[Stored entries]
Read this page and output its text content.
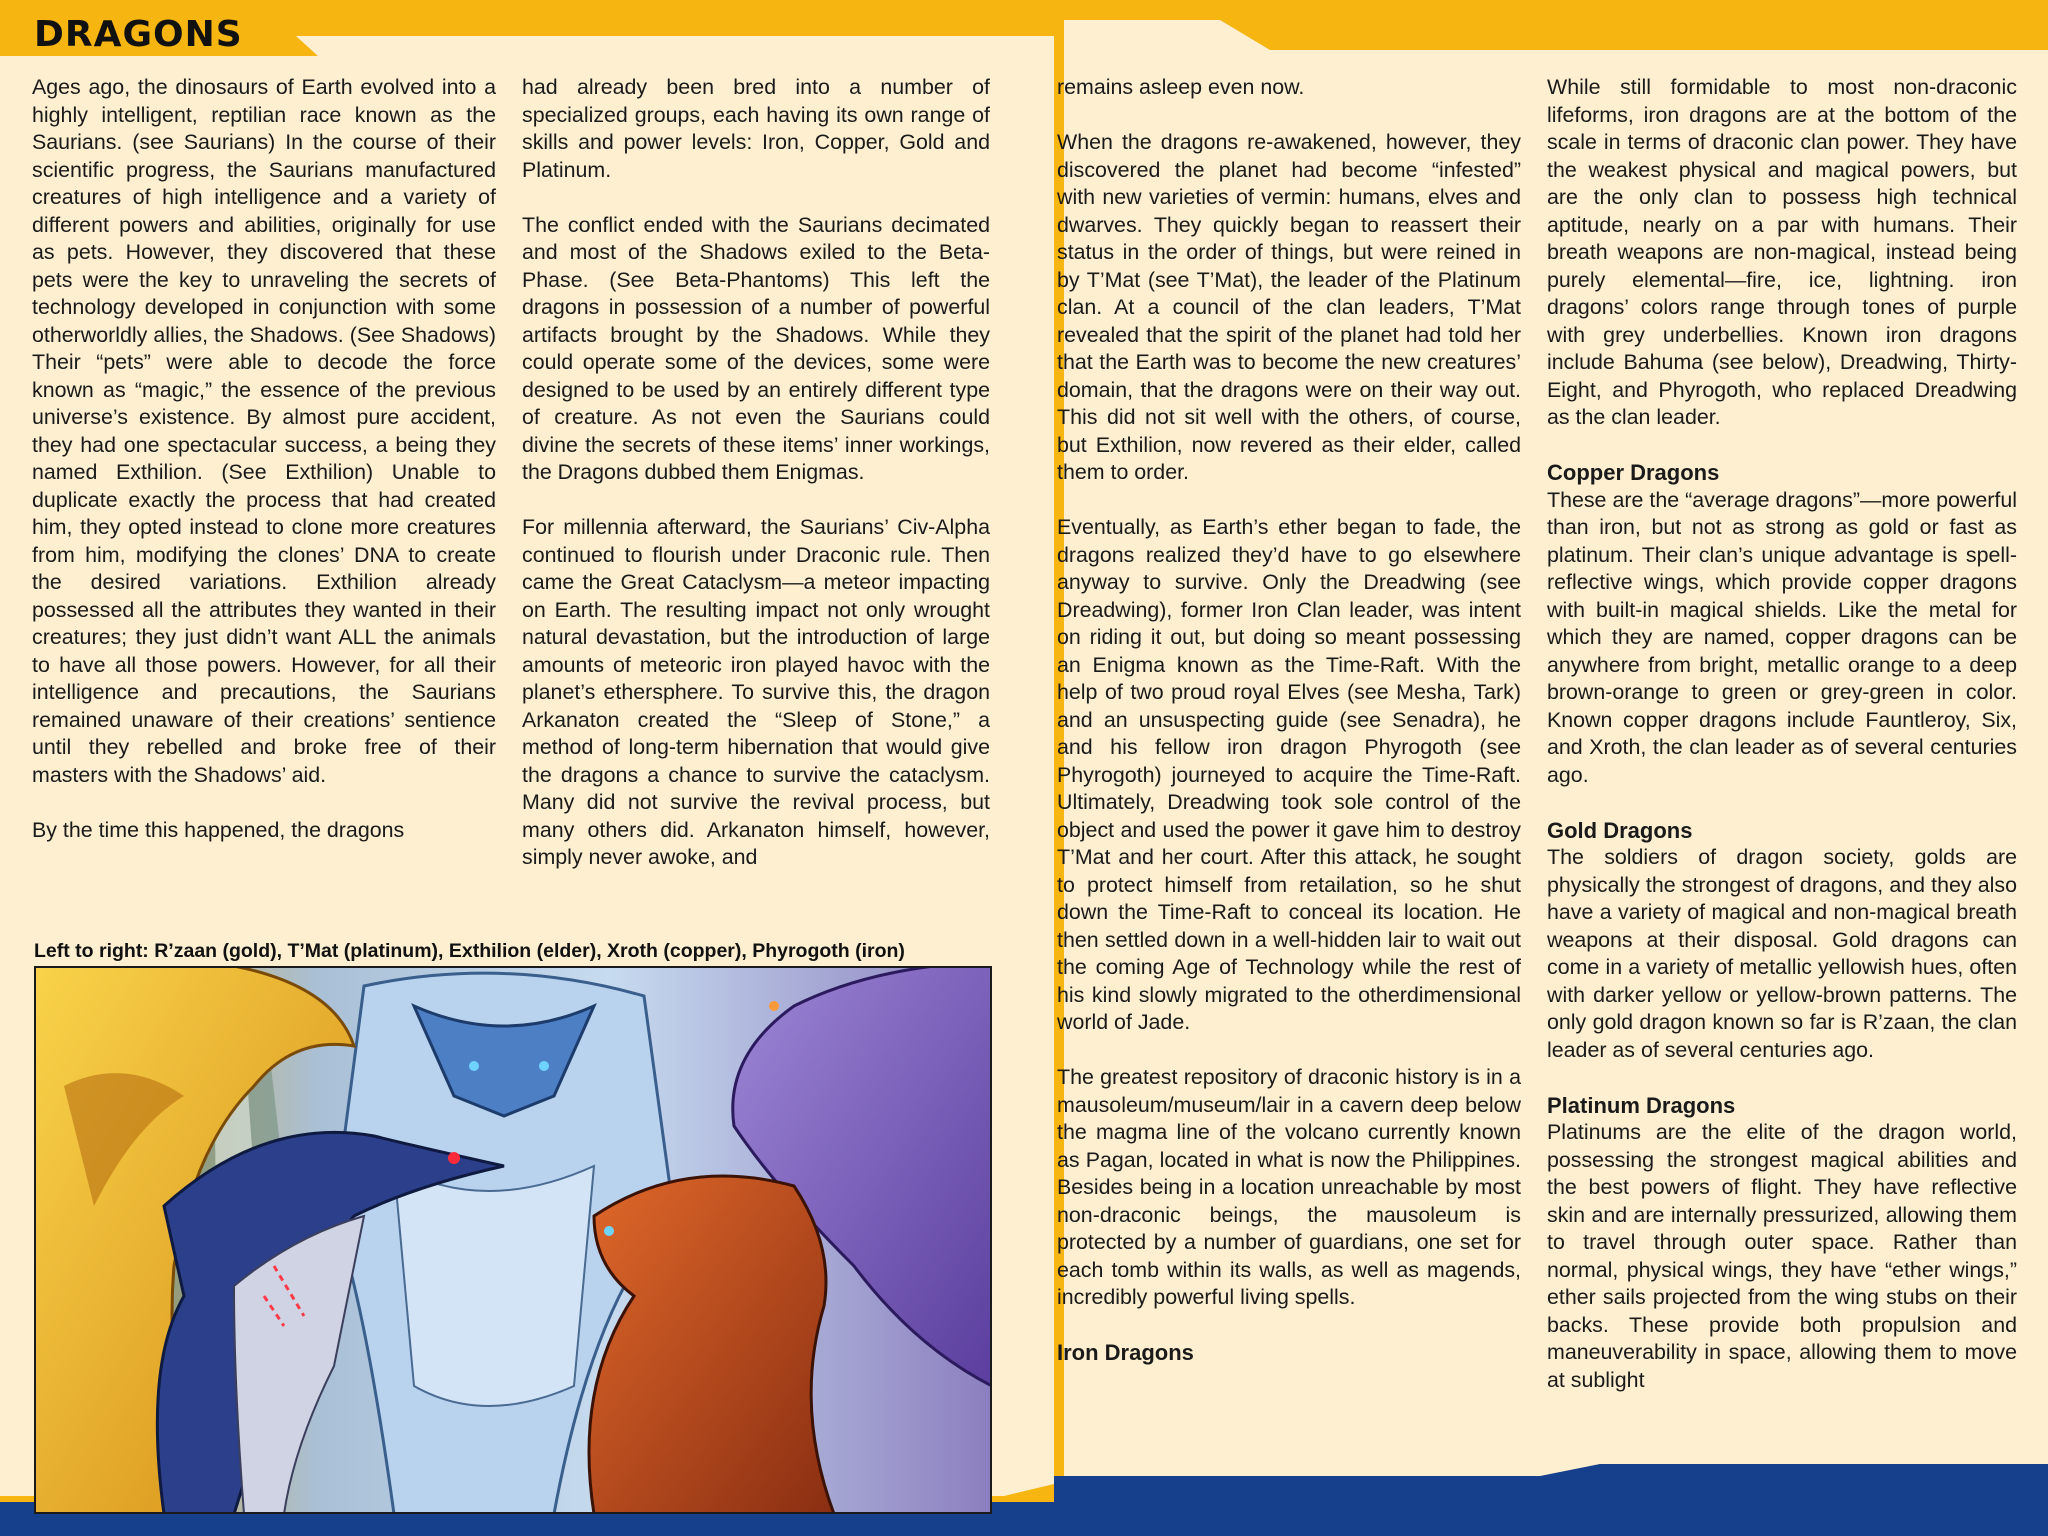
DRAGONS

Ages ago, the dinosaurs of Earth evolved into a highly intelligent, reptilian race known as the Saurians. (see Saurians) In the course of their scientific progress, the Saurians manufactured creatures of high intelligence and a variety of different powers and abilities, originally for use as pets. However, they discovered that these pets were the key to unraveling the secrets of technology developed in conjunction with some otherworldly allies, the Shadows. (See Shadows) Their “pets” were able to decode the force known as “magic,” the essence of the previous universe’s existence. By almost pure accident, they had one spectacular success, a being they named Exthilion. (See Exthilion) Unable to duplicate exactly the process that had created him, they opted instead to clone more creatures from him, modifying the clones’ DNA to create the desired variations. Exthilion already possessed all the attributes they wanted in their creatures; they just didn’t want ALL the animals to have all those powers. However, for all their intelligence and precautions, the Saurians remained unaware of their creations’ sentience until they rebelled and broke free of their masters with the Shadows’ aid.

By the time this happened, the dragons

had already been bred into a number of specialized groups, each having its own range of skills and power levels: Iron, Copper, Gold and Platinum.

The conflict ended with the Saurians decimated and most of the Shadows exiled to the Beta-Phase. (See Beta-Phantoms) This left the dragons in possession of a number of powerful artifacts brought by the Shadows. While they could operate some of the devices, some were designed to be used by an entirely different type of creature. As not even the Saurians could divine the secrets of these items’ inner workings, the Dragons dubbed them Enigmas.

For millennia afterward, the Saurians’ Civ-Alpha continued to flourish under Draconic rule. Then came the Great Cataclysm—a meteor impacting on Earth. The resulting impact not only wrought natural devastation, but the introduction of large amounts of meteoric iron played havoc with the planet’s ethersphere. To survive this, the dragon Arkanaton created the “Sleep of Stone,” a method of long-term hibernation that would give the dragons a chance to survive the cataclysm. Many did not survive the revival process, but many others did. Arkanaton himself, however, simply never awoke, and

remains asleep even now.

When the dragons re-awakened, however, they discovered the planet had become “infested” with new varieties of vermin: humans, elves and dwarves. They quickly began to reassert their status in the order of things, but were reined in by T’Mat (see T’Mat), the leader of the Platinum clan. At a council of the clan leaders, T’Mat revealed that the spirit of the planet had told her that the Earth was to become the new creatures’ domain, that the dragons were on their way out. This did not sit well with the others, of course, but Exthilion, now revered as their elder, called them to order.

Eventually, as Earth’s ether began to fade, the dragons realized they’d have to go elsewhere anyway to survive. Only the Dreadwing (see Dreadwing), former Iron Clan leader, was intent on riding it out, but doing so meant possessing an Enigma known as the Time-Raft. With the help of two proud royal Elves (see Mesha, Tark) and an unsuspecting guide (see Senadra), he and his fellow iron dragon Phyrogoth (see Phyrogoth) journeyed to acquire the Time-Raft. Ultimately, Dreadwing took sole control of the object and used the power it gave him to destroy T’Mat and her court. After this attack, he sought to protect himself from retailation, so he shut down the Time-Raft to conceal its location. He then settled down in a well-hidden lair to wait out the coming Age of Technology while the rest of his kind slowly migrated to the otherdimensional world of Jade.

The greatest repository of draconic history is in a mausoleum/museum/lair in a cavern deep below the magma line of the volcano currently known as Pagan, located in what is now the Philippines. Besides being in a location unreachable by most non-draconic beings, the mausoleum is protected by a number of guardians, one set for each tomb within its walls, as well as magends, incredibly powerful living spells.

Iron Dragons

While still formidable to most non-draconic lifeforms, iron dragons are at the bottom of the scale in terms of draconic clan power. They have the weakest physical and magical powers, but are the only clan to possess high technical aptitude, nearly on a par with humans. Their breath weapons are non-magical, instead being purely elemental—fire, ice, lightning. iron dragons’ colors range through tones of purple with grey underbellies. Known iron dragons include Bahuma (see below), Dreadwing, Thirty-Eight, and Phyrogoth, who replaced Dreadwing as the clan leader.

Copper Dragons

These are the “average dragons”—more powerful than iron, but not as strong as gold or fast as platinum. Their clan’s unique advantage is spell-reflective wings, which provide copper dragons with built-in magical shields. Like the metal for which they are named, copper dragons can be anywhere from bright, metallic orange to a deep brown-orange to green or grey-green in color. Known copper dragons include Fauntleroy, Six, and Xroth, the clan leader as of several centuries ago.

Gold Dragons

The soldiers of dragon society, golds are physically the strongest of dragons, and they also have a variety of magical and non-magical breath weapons at their disposal. Gold dragons can come in a variety of metallic yellowish hues, often with darker yellow or yellow-brown patterns. The only gold dragon known so far is R’zaan, the clan leader as of several centuries ago.

Platinum Dragons

Platinums are the elite of the dragon world, possessing the strongest magical abilities and the best powers of flight. They have reflective skin and are internally pressurized, allowing them to travel through outer space. Rather than normal, physical wings, they have “ether wings,” ether sails projected from the wing stubs on their backs. These provide both propulsion and maneuverability in space, allowing them to move at sublight

Left to right: R’zaan (gold), T’Mat (platinum), Exthilion (elder), Xroth (copper), Phyrogoth (iron)
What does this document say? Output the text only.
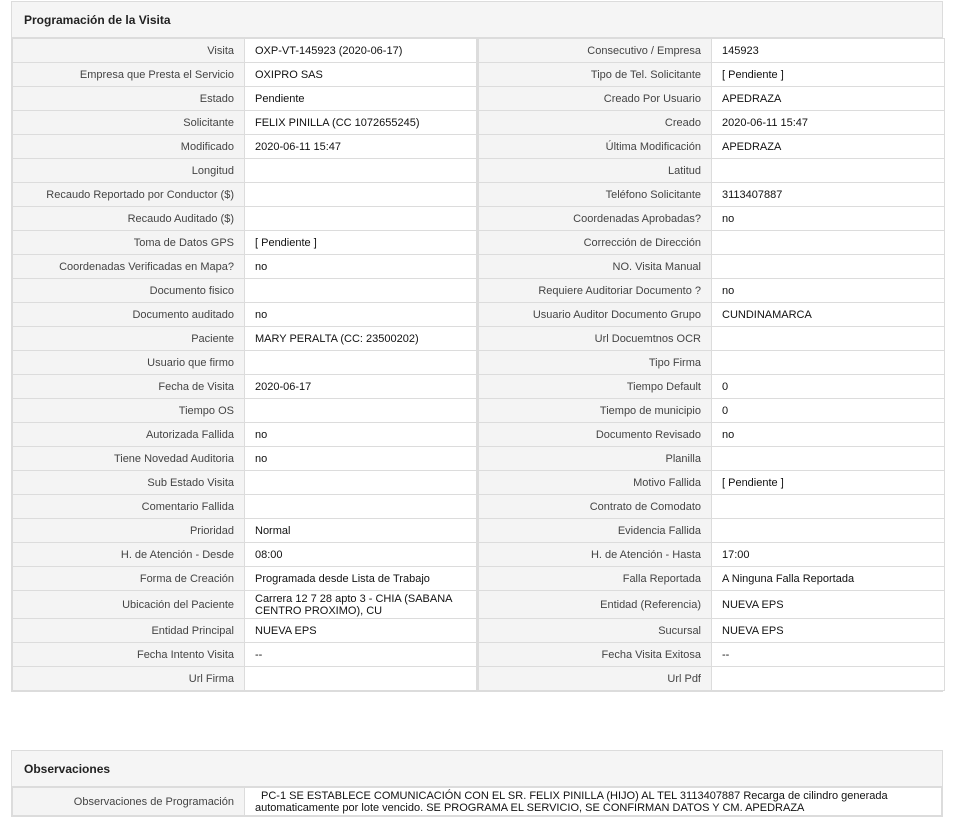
Programación de la Visita
Visita	OXP-VT-145923 (2020-06-17)	Consecutivo / Empresa	145923
Empresa que Presta el Servicio	OXIPRO SAS	Tipo de Tel. Solicitante	[ Pendiente ]
Estado	Pendiente	Creado Por Usuario	APEDRAZA
Solicitante	FELIX PINILLA (CC 1072655245)	Creado	2020-06-11 15:47
Modificado	2020-06-11 15:47	Última Modificación	APEDRAZA
Longitud		Latitud	
Recaudo Reportado por Conductor ($)		Teléfono Solicitante	3113407887
Recaudo Auditado ($)		Coordenadas Aprobadas?	no
Toma de Datos GPS	[ Pendiente ]	Corrección de Dirección	
Coordenadas Verificadas en Mapa?	no	NO. Visita Manual	
Documento fisico		Requiere Auditoriar Documento ?	no
Documento auditado	no	Usuario Auditor Documento Grupo	CUNDINAMARCA
Paciente	MARY PERALTA (CC: 23500202)	Url Docuemtnos OCR	
Usuario que firmo		Tipo Firma	
Fecha de Visita	2020-06-17	Tiempo Default	0
Tiempo OS		Tiempo de municipio	0
Autorizada Fallida	no	Documento Revisado	no
Tiene Novedad Auditoria	no	Planilla	
Sub Estado Visita		Motivo Fallida	[ Pendiente ]
Comentario Fallida		Contrato de Comodato	
Prioridad	Normal	Evidencia Fallida	
H. de Atención - Desde	08:00	H. de Atención - Hasta	17:00
Forma de Creación	Programada desde Lista de Trabajo	Falla Reportada	A Ninguna Falla Reportada
Ubicación del Paciente	Carrera 12 7 28 apto 3 - CHIA (SABANA CENTRO PROXIMO), CU	Entidad (Referencia)	NUEVA EPS
Entidad Principal	NUEVA EPS	Sucursal	NUEVA EPS
Fecha Intento Visita	--	Fecha Visita Exitosa	--
Url Firma		Url Pdf	
Observaciones
Observaciones de Programación	PC-1 SE ESTABLECE COMUNICACIÓN CON EL SR. FELIX PINILLA (HIJO) AL TEL 3113407887 Recarga de cilindro generada automaticamente por lote vencido. SE PROGRAMA EL SERVICIO, SE CONFIRMAN DATOS Y CM. APEDRAZA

▶ **EXERCISE BRIEF**
Check every line of the data, and copy the ones that contain "Xroth".

▶ **EXPECTED ANSWER**
These are the “average dragons”—more powerful than iron, but not as strong as gold or fast as platinum. Their clan’s unique advantage is spell-reflective wings, which provide copper dragons with built-in magical shields. Like the metal for which they are named, copper dragons can be anywhere from bright, metallic orange to a deep brown-orange to green or grey-green in color. Known copper dragons include Fauntleroy, Six, and Xroth, the clan leader as of several centuries ago.
Left to right: R’zaan (gold), T’Mat (platinum), Exthilion (elder), Xroth (copper), Phyrogoth (iron)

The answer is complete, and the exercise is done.